=== Available data ===
+===+
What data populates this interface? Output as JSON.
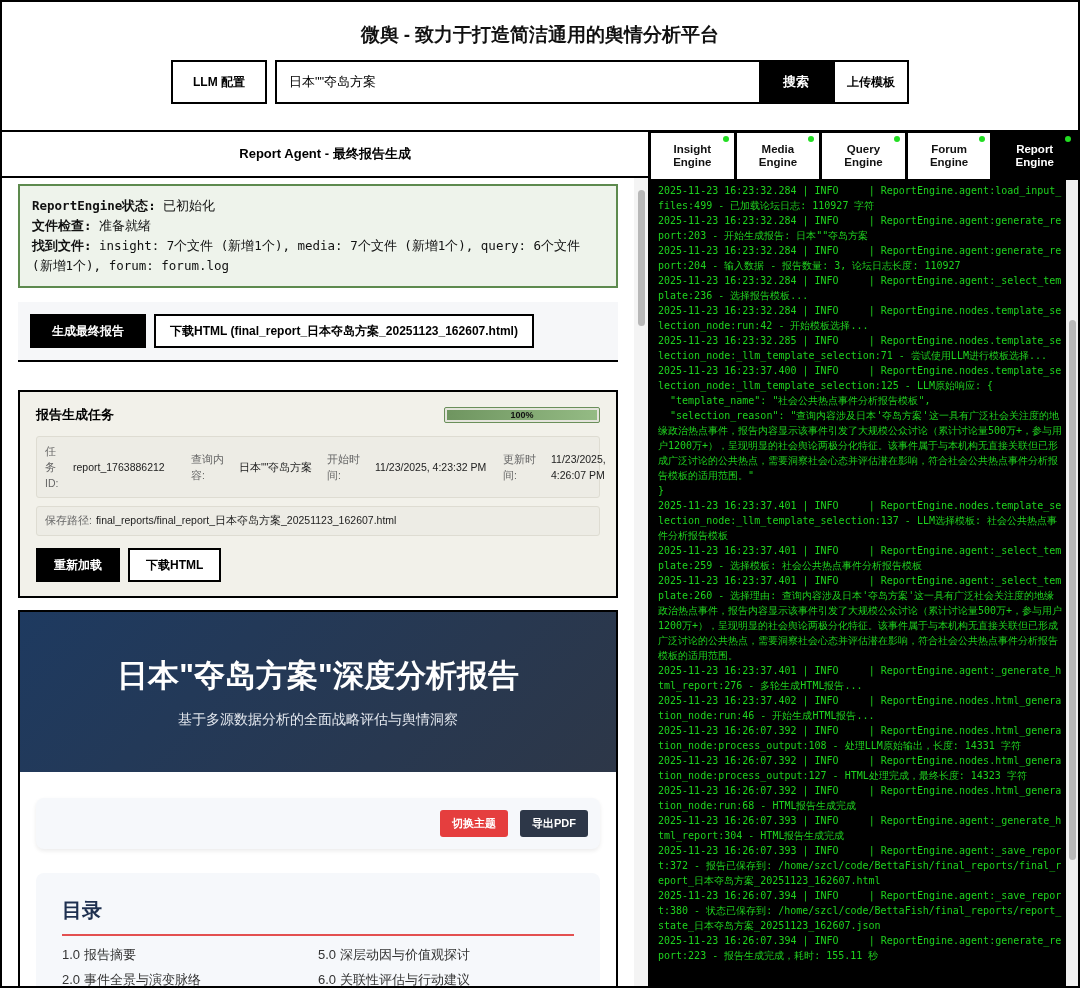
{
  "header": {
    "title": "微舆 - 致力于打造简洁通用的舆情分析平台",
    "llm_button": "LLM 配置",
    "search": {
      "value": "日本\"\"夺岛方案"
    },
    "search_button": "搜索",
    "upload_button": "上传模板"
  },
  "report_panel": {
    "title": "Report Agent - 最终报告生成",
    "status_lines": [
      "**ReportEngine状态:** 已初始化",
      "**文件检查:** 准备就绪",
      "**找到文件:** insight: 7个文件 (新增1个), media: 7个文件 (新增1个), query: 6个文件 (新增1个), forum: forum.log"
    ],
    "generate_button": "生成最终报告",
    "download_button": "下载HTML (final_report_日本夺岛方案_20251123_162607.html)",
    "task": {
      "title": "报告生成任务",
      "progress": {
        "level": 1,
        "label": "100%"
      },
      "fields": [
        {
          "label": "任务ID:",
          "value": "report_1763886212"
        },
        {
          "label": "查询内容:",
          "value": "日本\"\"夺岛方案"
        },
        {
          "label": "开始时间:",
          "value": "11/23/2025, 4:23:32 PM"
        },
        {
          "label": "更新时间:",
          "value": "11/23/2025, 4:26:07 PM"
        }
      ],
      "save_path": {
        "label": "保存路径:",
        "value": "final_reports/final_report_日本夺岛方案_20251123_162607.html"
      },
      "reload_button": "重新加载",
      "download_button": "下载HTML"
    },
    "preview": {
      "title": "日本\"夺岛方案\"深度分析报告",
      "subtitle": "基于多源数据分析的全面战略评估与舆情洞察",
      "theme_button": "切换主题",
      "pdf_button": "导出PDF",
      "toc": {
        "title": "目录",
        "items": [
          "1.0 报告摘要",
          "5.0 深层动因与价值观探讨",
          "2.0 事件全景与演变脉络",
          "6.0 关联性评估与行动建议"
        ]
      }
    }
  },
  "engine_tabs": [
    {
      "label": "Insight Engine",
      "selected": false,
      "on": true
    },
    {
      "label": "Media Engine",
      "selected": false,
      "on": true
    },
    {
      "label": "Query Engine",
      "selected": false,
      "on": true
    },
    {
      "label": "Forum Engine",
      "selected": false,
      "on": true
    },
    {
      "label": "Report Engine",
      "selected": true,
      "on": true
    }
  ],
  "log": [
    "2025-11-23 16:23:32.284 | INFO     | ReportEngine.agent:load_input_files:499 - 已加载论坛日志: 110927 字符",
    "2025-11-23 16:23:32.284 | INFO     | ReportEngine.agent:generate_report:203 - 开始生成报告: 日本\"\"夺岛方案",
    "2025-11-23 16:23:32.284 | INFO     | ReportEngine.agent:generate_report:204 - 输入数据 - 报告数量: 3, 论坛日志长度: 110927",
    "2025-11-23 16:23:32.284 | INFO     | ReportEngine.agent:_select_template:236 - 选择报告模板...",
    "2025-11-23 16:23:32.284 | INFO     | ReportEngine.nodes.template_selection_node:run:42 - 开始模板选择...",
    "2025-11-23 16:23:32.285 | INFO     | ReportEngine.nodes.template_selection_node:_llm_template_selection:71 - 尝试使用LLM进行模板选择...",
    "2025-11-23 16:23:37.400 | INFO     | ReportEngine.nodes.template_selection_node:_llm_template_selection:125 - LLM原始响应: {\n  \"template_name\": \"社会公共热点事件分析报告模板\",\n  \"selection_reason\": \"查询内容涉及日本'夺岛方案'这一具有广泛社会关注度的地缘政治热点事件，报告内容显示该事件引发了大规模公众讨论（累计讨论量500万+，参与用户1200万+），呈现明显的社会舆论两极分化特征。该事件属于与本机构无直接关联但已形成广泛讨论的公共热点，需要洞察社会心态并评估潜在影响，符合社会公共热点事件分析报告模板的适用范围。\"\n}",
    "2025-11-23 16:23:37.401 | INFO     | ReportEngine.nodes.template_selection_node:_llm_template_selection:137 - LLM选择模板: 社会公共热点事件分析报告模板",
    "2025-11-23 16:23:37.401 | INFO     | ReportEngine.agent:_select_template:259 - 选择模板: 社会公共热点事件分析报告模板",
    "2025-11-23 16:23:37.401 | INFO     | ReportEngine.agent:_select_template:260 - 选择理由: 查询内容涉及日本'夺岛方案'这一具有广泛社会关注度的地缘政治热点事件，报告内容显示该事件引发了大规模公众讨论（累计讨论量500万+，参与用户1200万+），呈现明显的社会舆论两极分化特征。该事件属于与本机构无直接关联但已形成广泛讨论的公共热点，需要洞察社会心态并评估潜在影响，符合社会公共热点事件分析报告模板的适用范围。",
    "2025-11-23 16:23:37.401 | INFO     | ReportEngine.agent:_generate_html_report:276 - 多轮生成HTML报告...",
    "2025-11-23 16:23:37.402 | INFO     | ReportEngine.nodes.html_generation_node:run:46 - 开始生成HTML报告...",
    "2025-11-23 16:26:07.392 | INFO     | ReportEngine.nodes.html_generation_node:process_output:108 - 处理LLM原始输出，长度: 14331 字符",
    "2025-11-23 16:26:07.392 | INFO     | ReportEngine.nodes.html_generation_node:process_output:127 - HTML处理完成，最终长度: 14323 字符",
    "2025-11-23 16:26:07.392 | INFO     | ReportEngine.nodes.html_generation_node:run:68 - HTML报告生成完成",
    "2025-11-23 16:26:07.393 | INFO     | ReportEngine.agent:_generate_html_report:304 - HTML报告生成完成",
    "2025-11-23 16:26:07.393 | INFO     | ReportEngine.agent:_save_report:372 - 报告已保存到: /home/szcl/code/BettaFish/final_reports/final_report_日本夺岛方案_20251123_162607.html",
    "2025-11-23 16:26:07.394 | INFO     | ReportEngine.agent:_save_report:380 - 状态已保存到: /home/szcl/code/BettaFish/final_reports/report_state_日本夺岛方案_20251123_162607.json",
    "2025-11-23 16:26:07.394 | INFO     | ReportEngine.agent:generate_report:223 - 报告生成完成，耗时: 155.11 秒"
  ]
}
+===+
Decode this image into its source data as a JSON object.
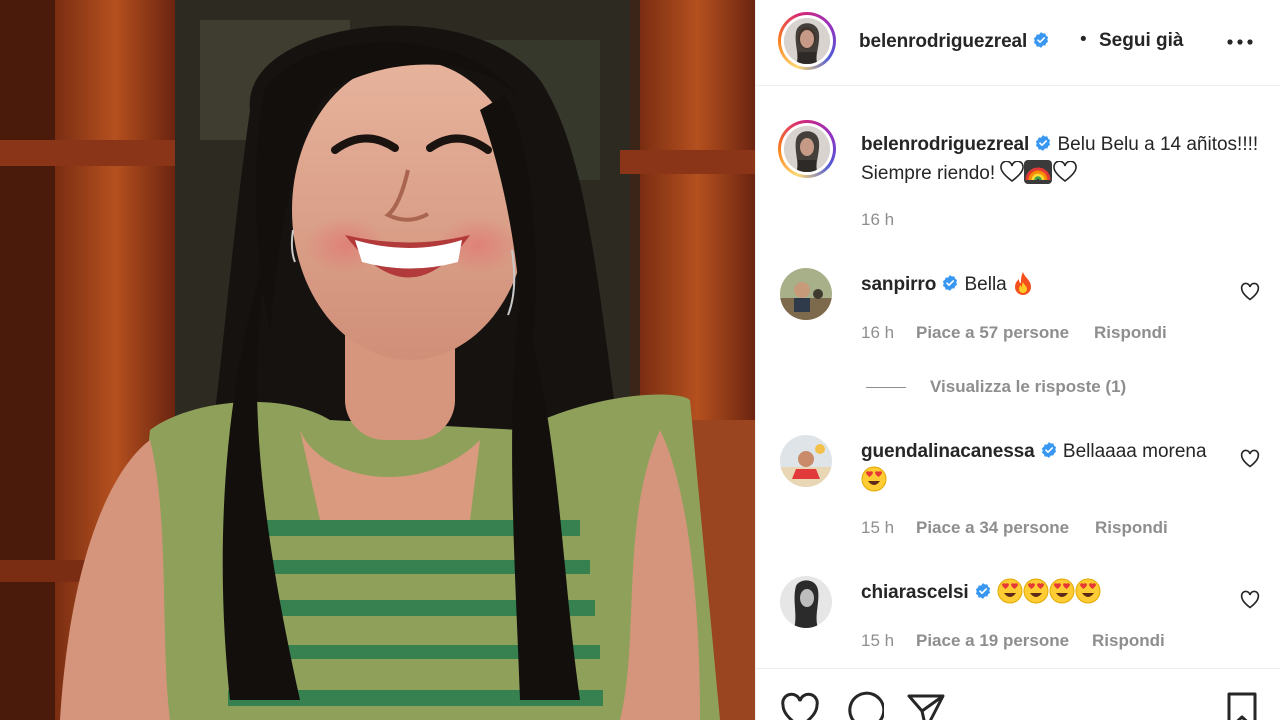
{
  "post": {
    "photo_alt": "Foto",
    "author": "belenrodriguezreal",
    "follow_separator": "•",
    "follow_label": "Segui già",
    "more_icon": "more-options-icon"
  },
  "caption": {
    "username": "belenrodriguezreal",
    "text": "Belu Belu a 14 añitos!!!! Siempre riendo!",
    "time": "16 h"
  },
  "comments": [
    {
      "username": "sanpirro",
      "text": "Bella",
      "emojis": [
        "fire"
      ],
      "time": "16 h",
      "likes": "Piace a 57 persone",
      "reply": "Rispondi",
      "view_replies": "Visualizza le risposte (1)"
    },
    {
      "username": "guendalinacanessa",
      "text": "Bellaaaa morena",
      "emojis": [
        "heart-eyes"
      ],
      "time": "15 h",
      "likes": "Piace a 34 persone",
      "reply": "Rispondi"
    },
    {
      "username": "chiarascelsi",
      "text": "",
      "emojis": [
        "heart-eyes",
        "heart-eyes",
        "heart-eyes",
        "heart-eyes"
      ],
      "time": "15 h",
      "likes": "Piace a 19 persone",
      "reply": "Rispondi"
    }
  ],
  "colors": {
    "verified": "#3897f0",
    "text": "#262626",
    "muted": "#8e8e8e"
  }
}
+===+
=== Work to do ===
How many lines in the records hold the string "报告内容显示该事件引发了大规模公众讨论"? Reply with the number alone.

=== Written answer ===
2